EXERCISE GOAL - Without including any pictures, write out all the entries exactly.
begin RECORDS PROVIDED
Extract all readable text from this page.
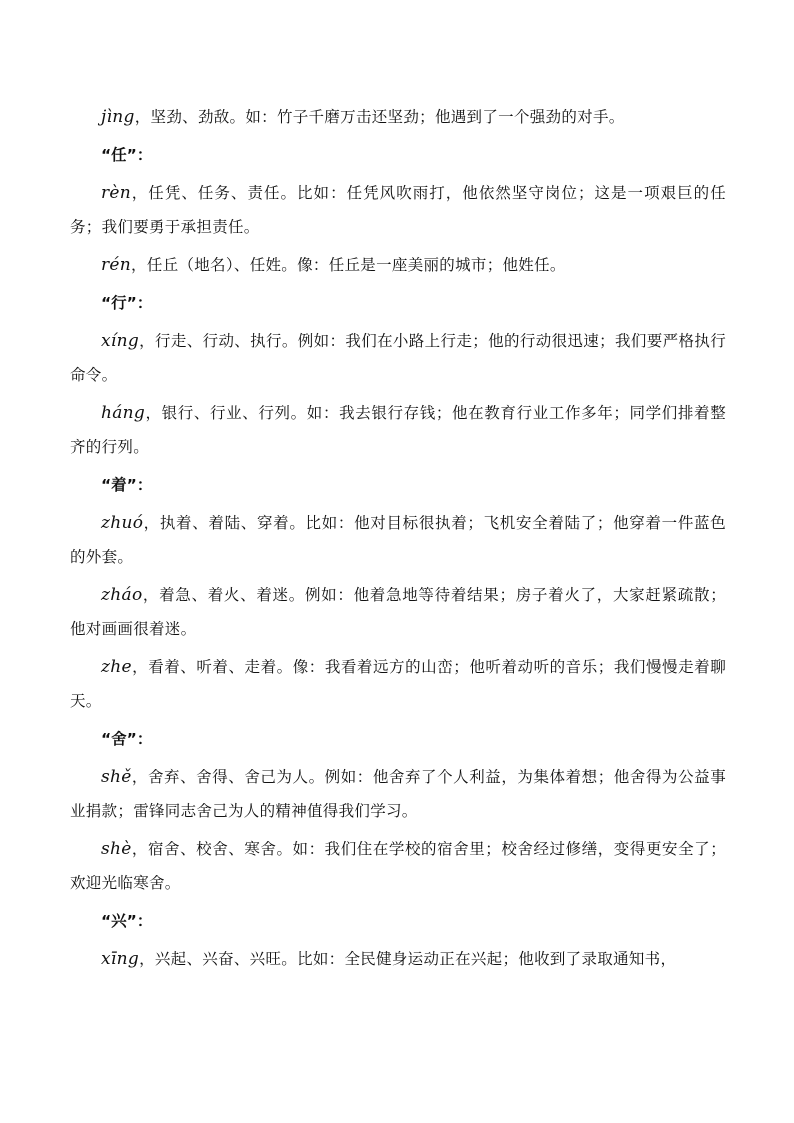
jìng，坚劲、劲敌。如：竹子千磨万击还坚劲；他遇到了一个强劲的对手。

“任”：

rèn，任凭、任务、责任。比如：任凭风吹雨打，他依然坚守岗位；这是一项艰巨的任务；我们要勇于承担责任。

rén，任丘（地名）、任姓。像：任丘是一座美丽的城市；他姓任。

“行”：

xíng，行走、行动、执行。例如：我们在小路上行走；他的行动很迅速；我们要严格执行命令。

háng，银行、行业、行列。如：我去银行存钱；他在教育行业工作多年；同学们排着整齐的行列。

“着”：

zhuó，执着、着陆、穿着。比如：他对目标很执着；飞机安全着陆了；他穿着一件蓝色的外套。

zháo，着急、着火、着迷。例如：他着急地等待着结果；房子着火了，大家赶紧疏散；他对画画很着迷。

zhe，看着、听着、走着。像：我看着远方的山峦；他听着动听的音乐；我们慢慢走着聊天。

“舍”：

shě，舍弃、舍得、舍己为人。例如：他舍弃了个人利益，为集体着想；他舍得为公益事业捐款；雷锋同志舍己为人的精神值得我们学习。

shè，宿舍、校舍、寒舍。如：我们住在学校的宿舍里；校舍经过修缮，变得更安全了；欢迎光临寒舍。

“兴”：

xīng，兴起、兴奋、兴旺。比如：全民健身运动正在兴起；他收到了录取通知书，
end RECORDS PROVIDED
TASK SOLUTION -
Extract all readable text from this page.
jìng，坚劲、劲敌。如：竹子千磨万击还坚劲；他遇到了一个强劲的对手。

“任”：

rèn，任凭、任务、责任。比如：任凭风吹雨打，他依然坚守岗位；这是一项艰巨的任务；我们要勇于承担责任。

rén，任丘（地名）、任姓。像：任丘是一座美丽的城市；他姓任。

“行”：

xíng，行走、行动、执行。例如：我们在小路上行走；他的行动很迅速；我们要严格执行命令。

háng，银行、行业、行列。如：我去银行存钱；他在教育行业工作多年；同学们排着整齐的行列。

“着”：

zhuó，执着、着陆、穿着。比如：他对目标很执着；飞机安全着陆了；他穿着一件蓝色的外套。

zháo，着急、着火、着迷。例如：他着急地等待着结果；房子着火了，大家赶紧疏散；他对画画很着迷。

zhe，看着、听着、走着。像：我看着远方的山峦；他听着动听的音乐；我们慢慢走着聊天。

“舍”：

shě，舍弃、舍得、舍己为人。例如：他舍弃了个人利益，为集体着想；他舍得为公益事业捐款；雷锋同志舍己为人的精神值得我们学习。

shè，宿舍、校舍、寒舍。如：我们住在学校的宿舍里；校舍经过修缮，变得更安全了；欢迎光临寒舍。

“兴”：

xīng，兴起、兴奋、兴旺。比如：全民健身运动正在兴起；他收到了录取通知书，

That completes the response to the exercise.